▶ Work required
Go through the entries below and print each one exactly, leaving out pictures.

(Stored data entries)
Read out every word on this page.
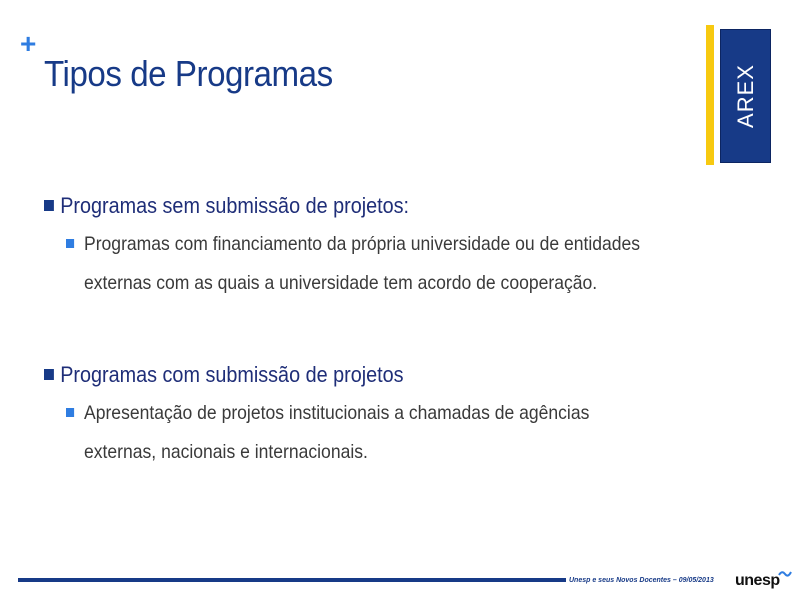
+
Tipos de Programas	AREX
Programas sem submissão de projetos:
Programas com financiamento da própria universidade ou de entidades externas com as quais a universidade tem acordo de cooperação.
Programas com submissão de projetos
Apresentação de projetos institucionais a chamadas de agências externas, nacionais e internacionais.
Unesp e seus Novos Docentes – 09/05/2013 unesp
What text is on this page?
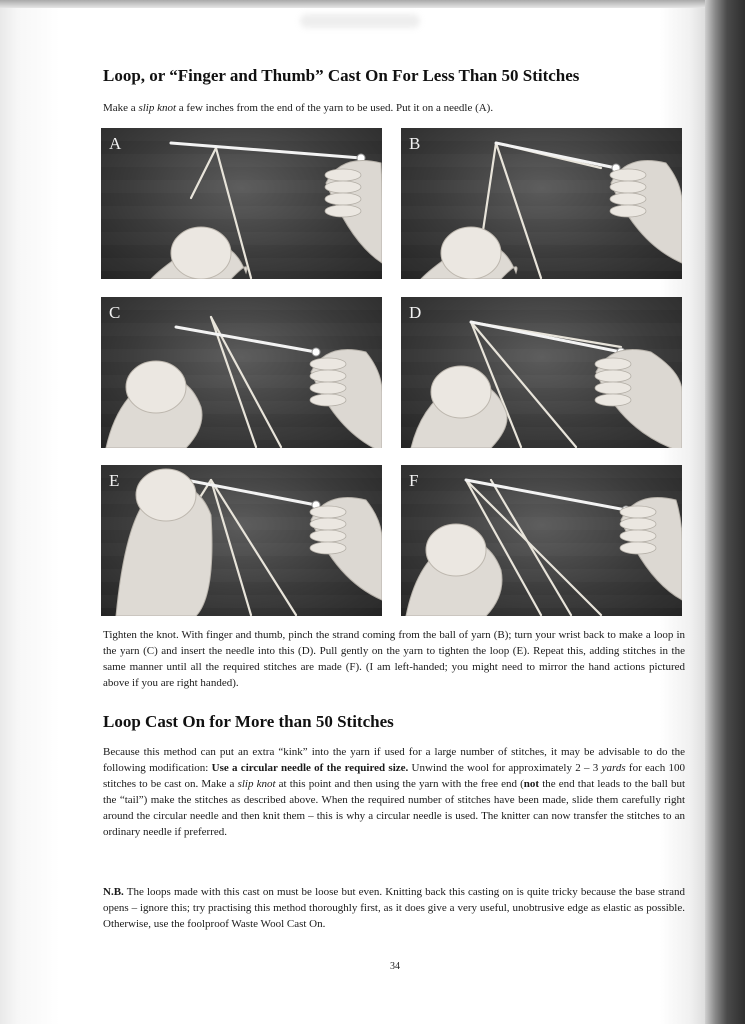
Loop, or “Finger and Thumb” Cast On For Less Than 50 Stitches

Make a slip knot a few inches from the end of the yarn to be used. Put it on a needle (A).

A	B
C	D
E	F

Tighten the knot. With finger and thumb, pinch the strand coming from the ball of yarn (B); turn your wrist back to make a loop in the yarn (C) and insert the needle into this (D). Pull gently on the yarn to tighten the loop (E). Repeat this, adding stitches in the same manner until all the required stitches are made (F). (I am left-handed; you might need to mirror the hand actions pictured above if you are right handed).

Loop Cast On for More than 50 Stitches

Because this method can put an extra “kink” into the yarn if used for a large number of stitches, it may be advisable to do the following modification: Use a circular needle of the required size. Unwind the wool for approximately 2 – 3 yards for each 100 stitches to be cast on. Make a slip knot at this point and then using the yarn with the free end (not the end that leads to the ball but the “tail”) make the stitches as described above. When the required number of stitches have been made, slide them carefully right around the circular needle and then knit them – this is why a circular needle is used. The knitter can now transfer the stitches to an ordinary needle if preferred.

N.B. The loops made with this cast on must be loose but even. Knitting back this casting on is quite tricky because the base strand opens – ignore this; try practising this method thoroughly first, as it does give a very useful, unobtrusive edge as elastic as possible. Otherwise, use the foolproof Waste Wool Cast On.

34
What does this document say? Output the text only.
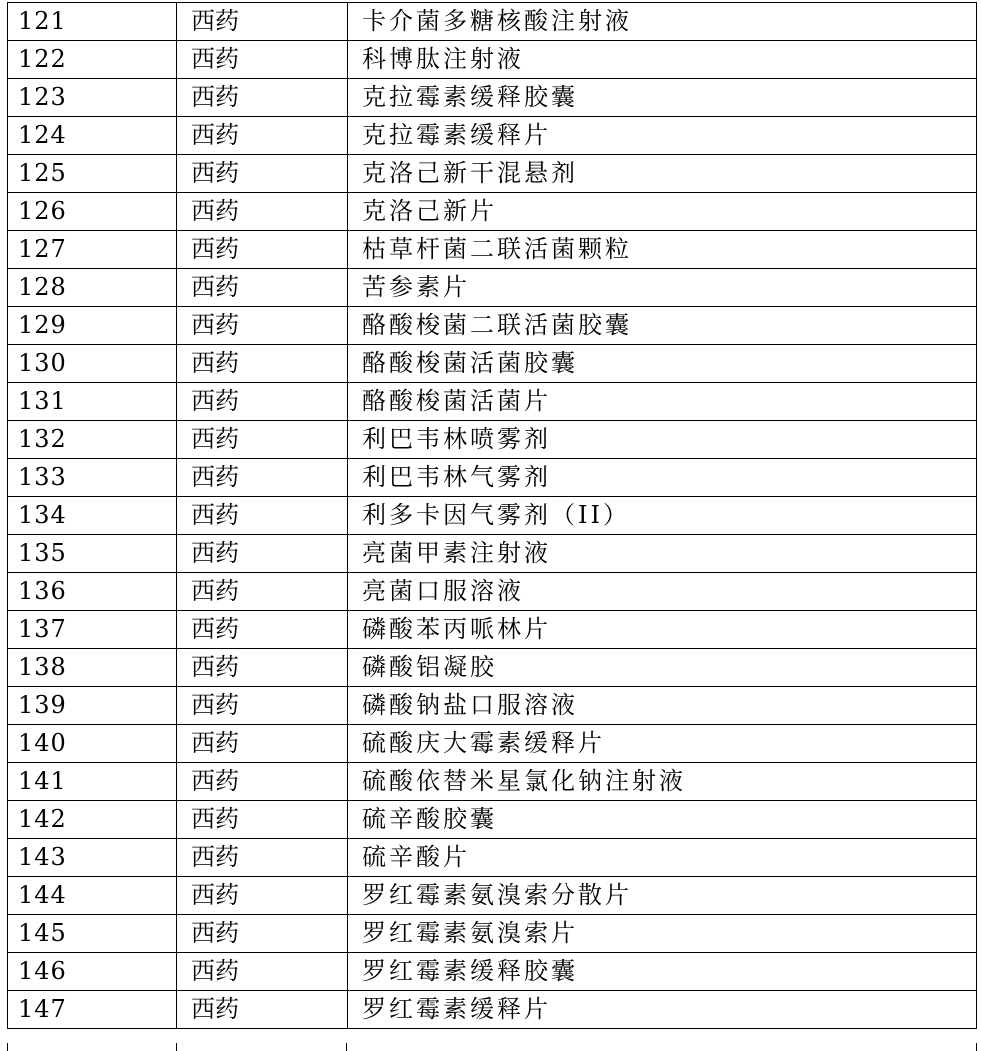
121	西药	卡介菌多糖核酸注射液
122	西药	科博肽注射液
123	西药	克拉霉素缓释胶囊
124	西药	克拉霉素缓释片
125	西药	克洛己新干混悬剂
126	西药	克洛己新片
127	西药	枯草杆菌二联活菌颗粒
128	西药	苦参素片
129	西药	酪酸梭菌二联活菌胶囊
130	西药	酪酸梭菌活菌胶囊
131	西药	酪酸梭菌活菌片
132	西药	利巴韦林喷雾剂
133	西药	利巴韦林气雾剂
134	西药	利多卡因气雾剂（II）
135	西药	亮菌甲素注射液
136	西药	亮菌口服溶液
137	西药	磷酸苯丙哌林片
138	西药	磷酸铝凝胶
139	西药	磷酸钠盐口服溶液
140	西药	硫酸庆大霉素缓释片
141	西药	硫酸依替米星氯化钠注射液
142	西药	硫辛酸胶囊
143	西药	硫辛酸片
144	西药	罗红霉素氨溴索分散片
145	西药	罗红霉素氨溴索片
146	西药	罗红霉素缓释胶囊
147	西药	罗红霉素缓释片
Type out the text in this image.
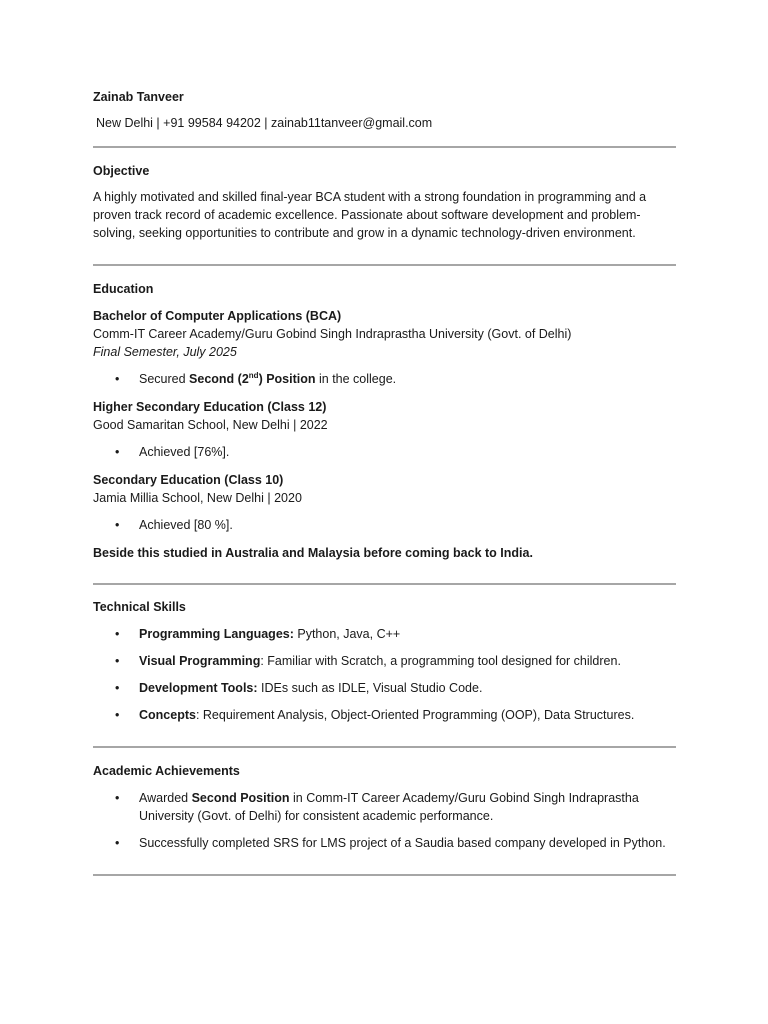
Zainab Tanveer

New Delhi | +91 99584 94202 | zainab11tanveer@gmail.com

Objective

A highly motivated and skilled final-year BCA student with a strong foundation in programming and a proven track record of academic excellence. Passionate about software development and problem-solving, seeking opportunities to contribute and grow in a dynamic technology-driven environment.

Education

Bachelor of Computer Applications (BCA)

Comm-IT Career Academy/Guru Gobind Singh Indraprastha University (Govt. of Delhi)

Final Semester, July 2025

• Secured Second (2nd) Position in the college.

Higher Secondary Education (Class 12)

Good Samaritan School, New Delhi | 2022

• Achieved [76%].

Secondary Education (Class 10)

Jamia Millia School, New Delhi | 2020

• Achieved [80 %].

Beside this studied in Australia and Malaysia before coming back to India.

Technical Skills

• Programming Languages: Python, Java, C++
• Visual Programming: Familiar with Scratch, a programming tool designed for children.
• Development Tools: IDEs such as IDLE, Visual Studio Code.
• Concepts: Requirement Analysis, Object-Oriented Programming (OOP), Data Structures.

Academic Achievements

• Awarded Second Position in Comm-IT Career Academy/Guru Gobind Singh Indraprastha University (Govt. of Delhi) for consistent academic performance.
• Successfully completed SRS for LMS project of a Saudia based company developed in Python.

▶ Exercise response
Read out every word on this page.
+
Tipos de Programas	AREX
Programas sem submissão de projetos:
Programas com financiamento da própria universidade ou de entidades externas com as quais a universidade tem acordo de cooperação.
Programas com submissão de projetos
Apresentação de projetos institucionais a chamadas de agências externas, nacionais e internacionais.
Unesp e seus Novos Docentes – 09/05/2013 unesp
What text is on this page?
Loop, or “Finger and Thumb” Cast On For Less Than 50 Stitches

Make a slip knot a few inches from the end of the yarn to be used. Put it on a needle (A).

A	B
C	D
E	F

Tighten the knot. With finger and thumb, pinch the strand coming from the ball of yarn (B); turn your wrist back to make a loop in the yarn (C) and insert the needle into this (D). Pull gently on the yarn to tighten the loop (E). Repeat this, adding stitches in the same manner until all the required stitches are made (F). (I am left-handed; you might need to mirror the hand actions pictured above if you are right handed).

Loop Cast On for More than 50 Stitches

Because this method can put an extra “kink” into the yarn if used for a large number of stitches, it may be advisable to do the following modification: Use a circular needle of the required size. Unwind the wool for approximately 2 – 3 yards for each 100 stitches to be cast on. Make a slip knot at this point and then using the yarn with the free end (not the end that leads to the ball but the “tail”) make the stitches as described above. When the required number of stitches have been made, slide them carefully right around the circular needle and then knit them – this is why a circular needle is used. The knitter can now transfer the stitches to an ordinary needle if preferred.

N.B. The loops made with this cast on must be loose but even. Knitting back this casting on is quite tricky because the base strand opens – ignore this; try practising this method thoroughly first, as it does give a very useful, unobtrusive edge as elastic as possible. Otherwise, use the foolproof Waste Wool Cast On.

34
What does this document say? Output the text only.
121	西药	卡介菌多糖核酸注射液
122	西药	科博肽注射液
123	西药	克拉霉素缓释胶囊
124	西药	克拉霉素缓释片
125	西药	克洛己新干混悬剂
126	西药	克洛己新片
127	西药	枯草杆菌二联活菌颗粒
128	西药	苦参素片
129	西药	酪酸梭菌二联活菌胶囊
130	西药	酪酸梭菌活菌胶囊
131	西药	酪酸梭菌活菌片
132	西药	利巴韦林喷雾剂
133	西药	利巴韦林气雾剂
134	西药	利多卡因气雾剂（II）
135	西药	亮菌甲素注射液
136	西药	亮菌口服溶液
137	西药	磷酸苯丙哌林片
138	西药	磷酸铝凝胶
139	西药	磷酸钠盐口服溶液
140	西药	硫酸庆大霉素缓释片
141	西药	硫酸依替米星氯化钠注射液
142	西药	硫辛酸胶囊
143	西药	硫辛酸片
144	西药	罗红霉素氨溴索分散片
145	西药	罗红霉素氨溴索片
146	西药	罗红霉素缓释胶囊
147	西药	罗红霉素缓释片
Type out the text in this image.
Zainab Tanveer

New Delhi | +91 99584 94202 | zainab11tanveer@gmail.com

Objective

A highly motivated and skilled final-year BCA student with a strong foundation in programming and a proven track record of academic excellence. Passionate about software development and problem-solving, seeking opportunities to contribute and grow in a dynamic technology-driven environment.

Education

Bachelor of Computer Applications (BCA)

Comm-IT Career Academy/Guru Gobind Singh Indraprastha University (Govt. of Delhi)

Final Semester, July 2025

• Secured Second (2nd) Position in the college.

Higher Secondary Education (Class 12)

Good Samaritan School, New Delhi | 2022

• Achieved [76%].

Secondary Education (Class 10)

Jamia Millia School, New Delhi | 2020

• Achieved [80 %].

Beside this studied in Australia and Malaysia before coming back to India.

Technical Skills

• Programming Languages: Python, Java, C++
• Visual Programming: Familiar with Scratch, a programming tool designed for children.
• Development Tools: IDEs such as IDLE, Visual Studio Code.
• Concepts: Requirement Analysis, Object-Oriented Programming (OOP), Data Structures.

Academic Achievements

• Awarded Second Position in Comm-IT Career Academy/Guru Gobind Singh Indraprastha University (Govt. of Delhi) for consistent academic performance.
• Successfully completed SRS for LMS project of a Saudia based company developed in Python.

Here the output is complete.